» **What needs to be done**:
Where a line in the listing below contains the word "this", copy that line.

» **Material supplied**:
--- begin ---

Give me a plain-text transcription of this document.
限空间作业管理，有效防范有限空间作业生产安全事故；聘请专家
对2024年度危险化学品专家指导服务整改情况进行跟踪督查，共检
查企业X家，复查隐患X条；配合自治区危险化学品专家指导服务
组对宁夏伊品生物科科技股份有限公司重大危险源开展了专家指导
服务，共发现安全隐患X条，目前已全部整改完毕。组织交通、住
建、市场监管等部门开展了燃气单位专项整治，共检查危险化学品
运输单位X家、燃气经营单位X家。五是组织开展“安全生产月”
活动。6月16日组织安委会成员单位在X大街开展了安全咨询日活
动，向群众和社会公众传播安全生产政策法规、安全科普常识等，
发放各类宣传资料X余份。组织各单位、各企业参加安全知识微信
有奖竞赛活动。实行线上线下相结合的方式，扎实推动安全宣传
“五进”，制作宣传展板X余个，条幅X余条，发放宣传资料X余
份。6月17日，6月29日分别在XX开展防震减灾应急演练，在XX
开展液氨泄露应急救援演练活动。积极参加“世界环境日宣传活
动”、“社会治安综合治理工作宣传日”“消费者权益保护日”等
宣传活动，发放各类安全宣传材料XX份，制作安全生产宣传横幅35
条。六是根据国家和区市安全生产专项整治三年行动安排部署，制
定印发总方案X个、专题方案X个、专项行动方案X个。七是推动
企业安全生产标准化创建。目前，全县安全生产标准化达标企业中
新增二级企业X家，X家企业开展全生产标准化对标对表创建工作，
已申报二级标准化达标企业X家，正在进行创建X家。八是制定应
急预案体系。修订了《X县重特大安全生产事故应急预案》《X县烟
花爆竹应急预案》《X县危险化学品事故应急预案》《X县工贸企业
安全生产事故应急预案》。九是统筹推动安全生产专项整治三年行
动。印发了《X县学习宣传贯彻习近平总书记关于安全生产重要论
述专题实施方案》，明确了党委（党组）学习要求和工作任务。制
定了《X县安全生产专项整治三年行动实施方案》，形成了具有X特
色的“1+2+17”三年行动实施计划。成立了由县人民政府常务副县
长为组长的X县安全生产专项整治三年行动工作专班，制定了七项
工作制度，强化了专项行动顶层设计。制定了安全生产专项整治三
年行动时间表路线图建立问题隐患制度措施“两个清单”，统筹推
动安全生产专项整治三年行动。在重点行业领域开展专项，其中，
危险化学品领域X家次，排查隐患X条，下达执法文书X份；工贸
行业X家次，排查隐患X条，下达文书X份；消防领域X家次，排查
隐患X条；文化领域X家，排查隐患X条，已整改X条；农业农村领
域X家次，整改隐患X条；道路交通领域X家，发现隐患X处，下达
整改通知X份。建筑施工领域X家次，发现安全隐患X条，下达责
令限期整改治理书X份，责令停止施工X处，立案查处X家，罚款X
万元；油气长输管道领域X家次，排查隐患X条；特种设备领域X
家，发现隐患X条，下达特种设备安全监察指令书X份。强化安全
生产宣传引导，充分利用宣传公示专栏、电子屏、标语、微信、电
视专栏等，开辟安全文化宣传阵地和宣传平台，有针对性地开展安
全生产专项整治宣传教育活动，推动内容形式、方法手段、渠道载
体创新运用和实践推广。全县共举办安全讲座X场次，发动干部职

--- end ---
--- begin ---

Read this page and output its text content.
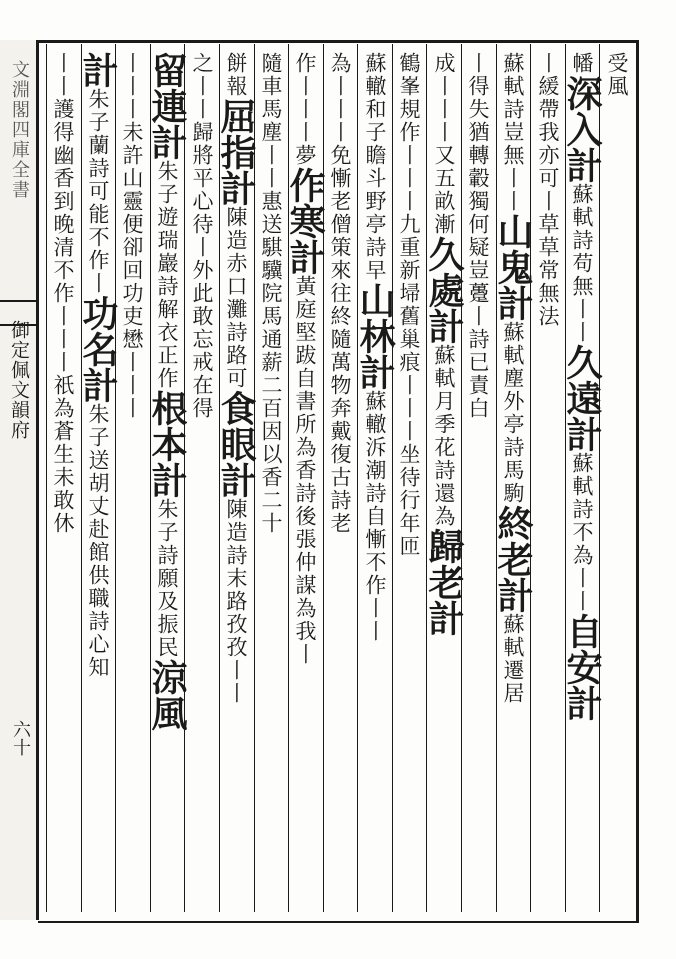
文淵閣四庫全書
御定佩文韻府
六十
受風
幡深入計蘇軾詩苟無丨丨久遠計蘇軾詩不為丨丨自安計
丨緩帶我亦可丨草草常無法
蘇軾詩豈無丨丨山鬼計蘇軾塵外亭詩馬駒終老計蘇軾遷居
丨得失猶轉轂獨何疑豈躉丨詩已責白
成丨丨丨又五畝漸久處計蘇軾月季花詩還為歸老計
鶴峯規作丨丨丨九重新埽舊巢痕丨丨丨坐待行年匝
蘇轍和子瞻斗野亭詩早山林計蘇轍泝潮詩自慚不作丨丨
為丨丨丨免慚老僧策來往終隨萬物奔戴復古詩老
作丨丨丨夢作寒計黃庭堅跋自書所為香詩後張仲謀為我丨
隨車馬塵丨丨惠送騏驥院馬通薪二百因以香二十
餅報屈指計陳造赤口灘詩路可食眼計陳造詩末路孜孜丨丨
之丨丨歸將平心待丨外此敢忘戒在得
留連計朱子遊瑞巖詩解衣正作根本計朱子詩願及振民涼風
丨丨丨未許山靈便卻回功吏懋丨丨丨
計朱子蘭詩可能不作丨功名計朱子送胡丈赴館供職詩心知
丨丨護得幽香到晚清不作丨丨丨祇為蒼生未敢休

--- end ---

» **Completed exercise**:
Give me a plain-text transcription of this document.
Read this page and output its text content.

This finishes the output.